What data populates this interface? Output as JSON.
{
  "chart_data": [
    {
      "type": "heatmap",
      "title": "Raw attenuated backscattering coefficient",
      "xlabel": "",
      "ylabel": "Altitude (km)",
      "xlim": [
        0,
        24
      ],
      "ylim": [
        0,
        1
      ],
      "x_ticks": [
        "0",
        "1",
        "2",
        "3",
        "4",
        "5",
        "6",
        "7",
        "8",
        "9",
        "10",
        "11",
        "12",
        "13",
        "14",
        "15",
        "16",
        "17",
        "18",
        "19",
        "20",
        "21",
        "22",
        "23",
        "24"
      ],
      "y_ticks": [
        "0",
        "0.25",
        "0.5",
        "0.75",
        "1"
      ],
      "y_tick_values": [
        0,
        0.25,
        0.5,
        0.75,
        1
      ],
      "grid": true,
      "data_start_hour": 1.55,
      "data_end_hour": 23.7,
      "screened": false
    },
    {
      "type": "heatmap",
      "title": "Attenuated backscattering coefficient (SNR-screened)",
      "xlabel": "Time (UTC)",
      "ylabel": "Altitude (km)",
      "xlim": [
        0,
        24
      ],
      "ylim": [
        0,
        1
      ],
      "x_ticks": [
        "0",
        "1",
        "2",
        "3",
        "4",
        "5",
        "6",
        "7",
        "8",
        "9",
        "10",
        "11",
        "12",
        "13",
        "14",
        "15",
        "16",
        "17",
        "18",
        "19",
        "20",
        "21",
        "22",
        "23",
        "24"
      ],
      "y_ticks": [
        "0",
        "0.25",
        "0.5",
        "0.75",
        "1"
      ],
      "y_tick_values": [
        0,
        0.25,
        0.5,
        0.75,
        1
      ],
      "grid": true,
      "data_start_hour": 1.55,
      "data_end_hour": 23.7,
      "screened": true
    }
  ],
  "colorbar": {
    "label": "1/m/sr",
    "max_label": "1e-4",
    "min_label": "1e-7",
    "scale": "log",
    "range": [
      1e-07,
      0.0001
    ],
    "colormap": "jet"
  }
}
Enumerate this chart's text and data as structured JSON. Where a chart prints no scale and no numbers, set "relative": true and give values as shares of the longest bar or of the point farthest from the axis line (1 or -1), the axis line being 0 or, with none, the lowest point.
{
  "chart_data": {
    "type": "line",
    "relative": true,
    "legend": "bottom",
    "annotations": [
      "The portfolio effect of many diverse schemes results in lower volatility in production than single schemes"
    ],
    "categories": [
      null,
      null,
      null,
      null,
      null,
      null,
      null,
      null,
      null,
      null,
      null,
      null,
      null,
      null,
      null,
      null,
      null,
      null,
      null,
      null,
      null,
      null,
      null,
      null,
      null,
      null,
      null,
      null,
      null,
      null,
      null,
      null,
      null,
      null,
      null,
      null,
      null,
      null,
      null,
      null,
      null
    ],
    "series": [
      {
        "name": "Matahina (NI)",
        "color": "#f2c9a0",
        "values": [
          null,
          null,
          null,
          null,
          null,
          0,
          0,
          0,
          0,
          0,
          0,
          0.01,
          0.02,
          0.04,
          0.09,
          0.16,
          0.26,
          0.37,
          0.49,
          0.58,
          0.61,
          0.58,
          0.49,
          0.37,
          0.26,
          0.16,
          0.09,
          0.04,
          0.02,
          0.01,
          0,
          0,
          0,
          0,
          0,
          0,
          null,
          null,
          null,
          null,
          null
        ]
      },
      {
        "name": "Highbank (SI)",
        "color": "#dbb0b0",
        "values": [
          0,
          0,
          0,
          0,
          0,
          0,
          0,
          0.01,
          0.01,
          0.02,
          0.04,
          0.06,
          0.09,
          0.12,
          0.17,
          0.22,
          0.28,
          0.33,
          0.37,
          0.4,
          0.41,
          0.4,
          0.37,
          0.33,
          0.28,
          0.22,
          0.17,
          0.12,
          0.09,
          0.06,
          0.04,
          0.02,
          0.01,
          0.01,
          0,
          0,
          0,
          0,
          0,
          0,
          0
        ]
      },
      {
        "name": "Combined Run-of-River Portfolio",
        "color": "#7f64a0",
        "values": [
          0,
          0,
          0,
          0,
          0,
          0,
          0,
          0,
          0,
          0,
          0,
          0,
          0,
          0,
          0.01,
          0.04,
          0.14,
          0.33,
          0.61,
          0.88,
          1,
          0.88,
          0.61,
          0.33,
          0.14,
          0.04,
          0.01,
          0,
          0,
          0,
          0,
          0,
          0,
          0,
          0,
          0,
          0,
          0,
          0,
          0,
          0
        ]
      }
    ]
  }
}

=-=-=-=-=

What is required = Exactly as shown, repeat every record.

Response below =
What data populates this interface? Output as JSON.
{
  "chart_data": [
    {
      "type": "heatmap",
      "title": "Raw attenuated backscattering coefficient",
      "xlabel": "",
      "ylabel": "Altitude (km)",
      "xlim": [
        0,
        24
      ],
      "ylim": [
        0,
        1
      ],
      "x_ticks": [
        "0",
        "1",
        "2",
        "3",
        "4",
        "5",
        "6",
        "7",
        "8",
        "9",
        "10",
        "11",
        "12",
        "13",
        "14",
        "15",
        "16",
        "17",
        "18",
        "19",
        "20",
        "21",
        "22",
        "23",
        "24"
      ],
      "y_ticks": [
        "0",
        "0.25",
        "0.5",
        "0.75",
        "1"
      ],
      "y_tick_values": [
        0,
        0.25,
        0.5,
        0.75,
        1
      ],
      "grid": true,
      "data_start_hour": 1.55,
      "data_end_hour": 23.7,
      "screened": false
    },
    {
      "type": "heatmap",
      "title": "Attenuated backscattering coefficient (SNR-screened)",
      "xlabel": "Time (UTC)",
      "ylabel": "Altitude (km)",
      "xlim": [
        0,
        24
      ],
      "ylim": [
        0,
        1
      ],
      "x_ticks": [
        "0",
        "1",
        "2",
        "3",
        "4",
        "5",
        "6",
        "7",
        "8",
        "9",
        "10",
        "11",
        "12",
        "13",
        "14",
        "15",
        "16",
        "17",
        "18",
        "19",
        "20",
        "21",
        "22",
        "23",
        "24"
      ],
      "y_ticks": [
        "0",
        "0.25",
        "0.5",
        "0.75",
        "1"
      ],
      "y_tick_values": [
        0,
        0.25,
        0.5,
        0.75,
        1
      ],
      "grid": true,
      "data_start_hour": 1.55,
      "data_end_hour": 23.7,
      "screened": true
    }
  ],
  "colorbar": {
    "label": "1/m/sr",
    "max_label": "1e-4",
    "min_label": "1e-7",
    "scale": "log",
    "range": [
      1e-07,
      0.0001
    ],
    "colormap": "jet"
  }
}
Enumerate this chart's text and data as structured JSON. Where a chart prints no scale and no numbers, set "relative": true and give values as shares of the longest bar or of the point farthest from the axis line (1 or -1), the axis line being 0 or, with none, the lowest point.
{
  "chart_data": {
    "type": "line",
    "relative": true,
    "legend": "bottom",
    "annotations": [
      "The portfolio effect of many diverse schemes results in lower volatility in production than single schemes"
    ],
    "categories": [
      null,
      null,
      null,
      null,
      null,
      null,
      null,
      null,
      null,
      null,
      null,
      null,
      null,
      null,
      null,
      null,
      null,
      null,
      null,
      null,
      null,
      null,
      null,
      null,
      null,
      null,
      null,
      null,
      null,
      null,
      null,
      null,
      null,
      null,
      null,
      null,
      null,
      null,
      null,
      null,
      null
    ],
    "series": [
      {
        "name": "Matahina (NI)",
        "color": "#f2c9a0",
        "values": [
          null,
          null,
          null,
          null,
          null,
          0,
          0,
          0,
          0,
          0,
          0,
          0.01,
          0.02,
          0.04,
          0.09,
          0.16,
          0.26,
          0.37,
          0.49,
          0.58,
          0.61,
          0.58,
          0.49,
          0.37,
          0.26,
          0.16,
          0.09,
          0.04,
          0.02,
          0.01,
          0,
          0,
          0,
          0,
          0,
          0,
          null,
          null,
          null,
          null,
          null
        ]
      },
      {
        "name": "Highbank (SI)",
        "color": "#dbb0b0",
        "values": [
          0,
          0,
          0,
          0,
          0,
          0,
          0,
          0.01,
          0.01,
          0.02,
          0.04,
          0.06,
          0.09,
          0.12,
          0.17,
          0.22,
          0.28,
          0.33,
          0.37,
          0.4,
          0.41,
          0.4,
          0.37,
          0.33,
          0.28,
          0.22,
          0.17,
          0.12,
          0.09,
          0.06,
          0.04,
          0.02,
          0.01,
          0.01,
          0,
          0,
          0,
          0,
          0,
          0,
          0
        ]
      },
      {
        "name": "Combined Run-of-River Portfolio",
        "color": "#7f64a0",
        "values": [
          0,
          0,
          0,
          0,
          0,
          0,
          0,
          0,
          0,
          0,
          0,
          0,
          0,
          0,
          0.01,
          0.04,
          0.14,
          0.33,
          0.61,
          0.88,
          1,
          0.88,
          0.61,
          0.33,
          0.14,
          0.04,
          0.01,
          0,
          0,
          0,
          0,
          0,
          0,
          0,
          0,
          0,
          0,
          0,
          0,
          0,
          0
        ]
      }
    ]
  }
}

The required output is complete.